What is being asked ->
Rewrite the data below, replacing each "interactable" with "clickable" and leaving everything else unchanged.

Provided records ->
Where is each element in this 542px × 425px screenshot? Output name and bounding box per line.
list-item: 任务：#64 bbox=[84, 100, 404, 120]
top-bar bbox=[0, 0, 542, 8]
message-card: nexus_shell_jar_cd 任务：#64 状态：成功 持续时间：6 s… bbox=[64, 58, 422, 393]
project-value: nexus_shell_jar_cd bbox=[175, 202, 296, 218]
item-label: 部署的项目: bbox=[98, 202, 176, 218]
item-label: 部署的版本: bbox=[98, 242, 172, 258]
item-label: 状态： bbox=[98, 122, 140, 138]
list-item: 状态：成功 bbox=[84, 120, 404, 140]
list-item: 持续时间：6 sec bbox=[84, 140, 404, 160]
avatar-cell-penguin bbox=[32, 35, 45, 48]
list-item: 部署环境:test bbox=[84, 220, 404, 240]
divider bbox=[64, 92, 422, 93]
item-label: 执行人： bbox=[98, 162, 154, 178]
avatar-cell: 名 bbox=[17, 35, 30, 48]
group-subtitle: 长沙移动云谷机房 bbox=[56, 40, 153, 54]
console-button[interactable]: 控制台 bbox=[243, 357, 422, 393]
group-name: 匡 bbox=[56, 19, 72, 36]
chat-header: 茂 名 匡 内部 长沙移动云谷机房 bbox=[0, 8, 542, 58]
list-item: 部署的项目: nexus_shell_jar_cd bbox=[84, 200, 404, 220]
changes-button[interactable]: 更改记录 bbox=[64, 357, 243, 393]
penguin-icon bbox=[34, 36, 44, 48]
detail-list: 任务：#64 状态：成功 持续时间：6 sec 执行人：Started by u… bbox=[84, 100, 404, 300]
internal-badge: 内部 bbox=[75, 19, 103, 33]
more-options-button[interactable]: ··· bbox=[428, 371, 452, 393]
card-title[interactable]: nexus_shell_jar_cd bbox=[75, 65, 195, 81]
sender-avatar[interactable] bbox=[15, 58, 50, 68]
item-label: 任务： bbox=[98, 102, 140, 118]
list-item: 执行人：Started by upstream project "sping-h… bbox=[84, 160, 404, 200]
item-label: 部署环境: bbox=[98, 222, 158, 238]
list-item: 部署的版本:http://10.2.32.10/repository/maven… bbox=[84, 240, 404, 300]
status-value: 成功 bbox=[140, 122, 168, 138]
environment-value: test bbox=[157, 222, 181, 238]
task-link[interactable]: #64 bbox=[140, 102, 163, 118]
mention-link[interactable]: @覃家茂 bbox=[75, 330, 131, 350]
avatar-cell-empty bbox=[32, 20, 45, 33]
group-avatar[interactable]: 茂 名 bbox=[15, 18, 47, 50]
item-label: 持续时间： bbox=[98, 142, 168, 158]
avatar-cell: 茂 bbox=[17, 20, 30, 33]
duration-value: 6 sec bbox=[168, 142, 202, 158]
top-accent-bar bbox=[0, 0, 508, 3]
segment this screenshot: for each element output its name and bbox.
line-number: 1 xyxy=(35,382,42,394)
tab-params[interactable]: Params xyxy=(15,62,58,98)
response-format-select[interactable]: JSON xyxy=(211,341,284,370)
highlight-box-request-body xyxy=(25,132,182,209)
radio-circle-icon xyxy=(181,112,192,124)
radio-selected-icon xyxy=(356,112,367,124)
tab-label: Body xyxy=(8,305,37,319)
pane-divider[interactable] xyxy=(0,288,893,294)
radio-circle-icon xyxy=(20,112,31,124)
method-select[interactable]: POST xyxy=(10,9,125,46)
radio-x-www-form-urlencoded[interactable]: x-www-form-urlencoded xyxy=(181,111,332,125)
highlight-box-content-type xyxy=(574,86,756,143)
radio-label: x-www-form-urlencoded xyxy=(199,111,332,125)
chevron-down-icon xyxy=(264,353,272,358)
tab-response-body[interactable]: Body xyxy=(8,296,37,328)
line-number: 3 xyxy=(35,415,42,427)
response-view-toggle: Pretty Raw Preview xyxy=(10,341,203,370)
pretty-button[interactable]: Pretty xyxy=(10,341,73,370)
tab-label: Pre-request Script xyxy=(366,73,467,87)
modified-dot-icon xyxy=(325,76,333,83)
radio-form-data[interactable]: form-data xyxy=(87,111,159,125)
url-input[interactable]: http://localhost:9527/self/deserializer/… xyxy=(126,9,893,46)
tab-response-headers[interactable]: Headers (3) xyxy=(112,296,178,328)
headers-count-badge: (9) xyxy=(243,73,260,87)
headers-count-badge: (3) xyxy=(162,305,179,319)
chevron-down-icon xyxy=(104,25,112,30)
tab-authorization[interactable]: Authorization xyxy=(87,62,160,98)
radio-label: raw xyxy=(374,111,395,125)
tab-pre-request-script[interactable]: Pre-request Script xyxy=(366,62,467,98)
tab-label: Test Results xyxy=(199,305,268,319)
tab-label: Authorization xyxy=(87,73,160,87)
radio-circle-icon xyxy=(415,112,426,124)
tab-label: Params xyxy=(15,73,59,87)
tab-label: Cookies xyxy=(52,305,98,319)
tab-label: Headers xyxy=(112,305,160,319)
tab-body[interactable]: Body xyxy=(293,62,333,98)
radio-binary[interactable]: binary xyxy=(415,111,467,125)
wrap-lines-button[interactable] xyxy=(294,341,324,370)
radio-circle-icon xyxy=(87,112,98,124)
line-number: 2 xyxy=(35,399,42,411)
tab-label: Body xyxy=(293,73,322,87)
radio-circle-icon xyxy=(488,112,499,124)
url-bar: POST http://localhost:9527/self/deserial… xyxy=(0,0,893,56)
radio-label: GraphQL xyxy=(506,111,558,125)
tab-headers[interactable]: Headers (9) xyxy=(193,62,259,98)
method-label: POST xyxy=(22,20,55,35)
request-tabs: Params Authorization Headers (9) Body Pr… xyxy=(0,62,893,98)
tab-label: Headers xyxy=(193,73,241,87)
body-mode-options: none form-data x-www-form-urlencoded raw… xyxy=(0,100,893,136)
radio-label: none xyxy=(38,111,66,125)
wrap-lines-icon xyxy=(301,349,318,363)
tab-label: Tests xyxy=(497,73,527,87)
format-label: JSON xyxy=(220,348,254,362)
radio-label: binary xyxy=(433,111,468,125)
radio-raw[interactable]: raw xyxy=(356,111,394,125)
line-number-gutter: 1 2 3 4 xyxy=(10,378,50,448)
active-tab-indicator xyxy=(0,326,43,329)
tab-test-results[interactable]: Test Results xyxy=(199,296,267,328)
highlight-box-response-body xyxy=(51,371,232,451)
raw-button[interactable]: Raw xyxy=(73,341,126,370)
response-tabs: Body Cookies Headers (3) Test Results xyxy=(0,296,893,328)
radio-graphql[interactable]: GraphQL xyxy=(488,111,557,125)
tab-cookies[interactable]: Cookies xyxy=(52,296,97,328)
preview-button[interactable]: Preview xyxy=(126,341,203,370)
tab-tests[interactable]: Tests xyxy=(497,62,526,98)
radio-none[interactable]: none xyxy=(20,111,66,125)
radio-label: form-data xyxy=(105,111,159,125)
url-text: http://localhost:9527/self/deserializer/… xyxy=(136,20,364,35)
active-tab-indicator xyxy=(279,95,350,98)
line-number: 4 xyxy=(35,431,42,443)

The result ->
Where is each element in this 542px × 425px screenshot? Output name and bounding box per line.
list-item: 任务：#64 bbox=[84, 100, 404, 120]
top-bar bbox=[0, 0, 542, 8]
message-card: nexus_shell_jar_cd 任务：#64 状态：成功 持续时间：6 s… bbox=[64, 58, 422, 393]
project-value: nexus_shell_jar_cd bbox=[175, 202, 296, 218]
item-label: 部署的项目: bbox=[98, 202, 176, 218]
item-label: 部署的版本: bbox=[98, 242, 172, 258]
item-label: 状态： bbox=[98, 122, 140, 138]
list-item: 状态：成功 bbox=[84, 120, 404, 140]
list-item: 持续时间：6 sec bbox=[84, 140, 404, 160]
avatar-cell-penguin bbox=[32, 35, 45, 48]
list-item: 部署环境:test bbox=[84, 220, 404, 240]
divider bbox=[64, 92, 422, 93]
item-label: 执行人： bbox=[98, 162, 154, 178]
avatar-cell: 名 bbox=[17, 35, 30, 48]
group-subtitle: 长沙移动云谷机房 bbox=[56, 40, 153, 54]
console-button[clickable]: 控制台 bbox=[243, 357, 422, 393]
group-name: 匡 bbox=[56, 19, 72, 36]
chat-header: 茂 名 匡 内部 长沙移动云谷机房 bbox=[0, 8, 542, 58]
list-item: 部署的项目: nexus_shell_jar_cd bbox=[84, 200, 404, 220]
changes-button[clickable]: 更改记录 bbox=[64, 357, 243, 393]
penguin-icon bbox=[34, 36, 44, 48]
detail-list: 任务：#64 状态：成功 持续时间：6 sec 执行人：Started by u… bbox=[84, 100, 404, 300]
internal-badge: 内部 bbox=[75, 19, 103, 33]
more-options-button[clickable]: ··· bbox=[428, 371, 452, 393]
card-title[clickable]: nexus_shell_jar_cd bbox=[75, 65, 195, 81]
sender-avatar[clickable] bbox=[15, 58, 50, 68]
item-label: 任务： bbox=[98, 102, 140, 118]
list-item: 执行人：Started by upstream project "sping-h… bbox=[84, 160, 404, 200]
item-label: 部署环境: bbox=[98, 222, 158, 238]
list-item: 部署的版本:http://10.2.32.10/repository/maven… bbox=[84, 240, 404, 300]
status-value: 成功 bbox=[140, 122, 168, 138]
environment-value: test bbox=[157, 222, 181, 238]
task-link[clickable]: #64 bbox=[140, 102, 163, 118]
mention-link[clickable]: @覃家茂 bbox=[75, 330, 131, 350]
avatar-cell-empty bbox=[32, 20, 45, 33]
group-avatar[clickable]: 茂 名 bbox=[15, 18, 47, 50]
item-label: 持续时间： bbox=[98, 142, 168, 158]
avatar-cell: 茂 bbox=[17, 20, 30, 33]
duration-value: 6 sec bbox=[168, 142, 202, 158]
top-accent-bar bbox=[0, 0, 508, 3]
segment this screenshot: for each element output its name and bbox.
line-number: 1 xyxy=(35,382,42,394)
tab-params[clickable]: Params xyxy=(15,62,58,98)
response-format-select[clickable]: JSON xyxy=(211,341,284,370)
highlight-box-request-body xyxy=(25,132,182,209)
radio-circle-icon xyxy=(181,112,192,124)
radio-selected-icon xyxy=(356,112,367,124)
tab-label: Body xyxy=(8,305,37,319)
pane-divider[clickable] xyxy=(0,288,893,294)
radio-circle-icon xyxy=(20,112,31,124)
method-select[clickable]: POST xyxy=(10,9,125,46)
radio-x-www-form-urlencoded[clickable]: x-www-form-urlencoded xyxy=(181,111,332,125)
highlight-box-content-type xyxy=(574,86,756,143)
radio-label: x-www-form-urlencoded xyxy=(199,111,332,125)
chevron-down-icon xyxy=(264,353,272,358)
tab-response-body[clickable]: Body xyxy=(8,296,37,328)
line-number: 3 xyxy=(35,415,42,427)
response-view-toggle: Pretty Raw Preview xyxy=(10,341,203,370)
pretty-button[clickable]: Pretty xyxy=(10,341,73,370)
tab-label: Pre-request Script xyxy=(366,73,467,87)
modified-dot-icon xyxy=(325,76,333,83)
radio-form-data[clickable]: form-data xyxy=(87,111,159,125)
url-input[clickable]: http://localhost:9527/self/deserializer/… xyxy=(126,9,893,46)
tab-response-headers[clickable]: Headers (3) xyxy=(112,296,178,328)
headers-count-badge: (9) xyxy=(243,73,260,87)
headers-count-badge: (3) xyxy=(162,305,179,319)
chevron-down-icon xyxy=(104,25,112,30)
tab-authorization[clickable]: Authorization xyxy=(87,62,160,98)
radio-label: raw xyxy=(374,111,395,125)
tab-pre-request-script[clickable]: Pre-request Script xyxy=(366,62,467,98)
tab-label: Test Results xyxy=(199,305,268,319)
tab-label: Authorization xyxy=(87,73,160,87)
radio-circle-icon xyxy=(415,112,426,124)
tab-label: Params xyxy=(15,73,59,87)
tab-label: Cookies xyxy=(52,305,98,319)
tab-label: Headers xyxy=(112,305,160,319)
tab-body[clickable]: Body xyxy=(293,62,333,98)
radio-binary[clickable]: binary xyxy=(415,111,467,125)
wrap-lines-button[clickable] xyxy=(294,341,324,370)
radio-circle-icon xyxy=(87,112,98,124)
line-number: 2 xyxy=(35,399,42,411)
tab-label: Body xyxy=(293,73,322,87)
radio-circle-icon xyxy=(488,112,499,124)
url-bar: POST http://localhost:9527/self/deserial… xyxy=(0,0,893,56)
radio-label: GraphQL xyxy=(506,111,558,125)
tab-headers[clickable]: Headers (9) xyxy=(193,62,259,98)
method-label: POST xyxy=(22,20,55,35)
request-tabs: Params Authorization Headers (9) Body Pr… xyxy=(0,62,893,98)
tab-label: Headers xyxy=(193,73,241,87)
body-mode-options: none form-data x-www-form-urlencoded raw… xyxy=(0,100,893,136)
radio-label: none xyxy=(38,111,66,125)
wrap-lines-icon xyxy=(301,349,318,363)
tab-label: Tests xyxy=(497,73,527,87)
format-label: JSON xyxy=(220,348,254,362)
radio-label: binary xyxy=(433,111,468,125)
radio-raw[clickable]: raw xyxy=(356,111,394,125)
line-number-gutter: 1 2 3 4 xyxy=(10,378,50,448)
active-tab-indicator xyxy=(0,326,43,329)
tab-test-results[clickable]: Test Results xyxy=(199,296,267,328)
highlight-box-response-body xyxy=(51,371,232,451)
raw-button[clickable]: Raw xyxy=(73,341,126,370)
response-tabs: Body Cookies Headers (3) Test Results xyxy=(0,296,893,328)
radio-graphql[clickable]: GraphQL xyxy=(488,111,557,125)
tab-cookies[clickable]: Cookies xyxy=(52,296,97,328)
preview-button[clickable]: Preview xyxy=(126,341,203,370)
tab-tests[clickable]: Tests xyxy=(497,62,526,98)
radio-none[clickable]: none xyxy=(20,111,66,125)
radio-label: form-data xyxy=(105,111,159,125)
url-text: http://localhost:9527/self/deserializer/… xyxy=(136,20,364,35)
active-tab-indicator xyxy=(279,95,350,98)
line-number: 4 xyxy=(35,431,42,443)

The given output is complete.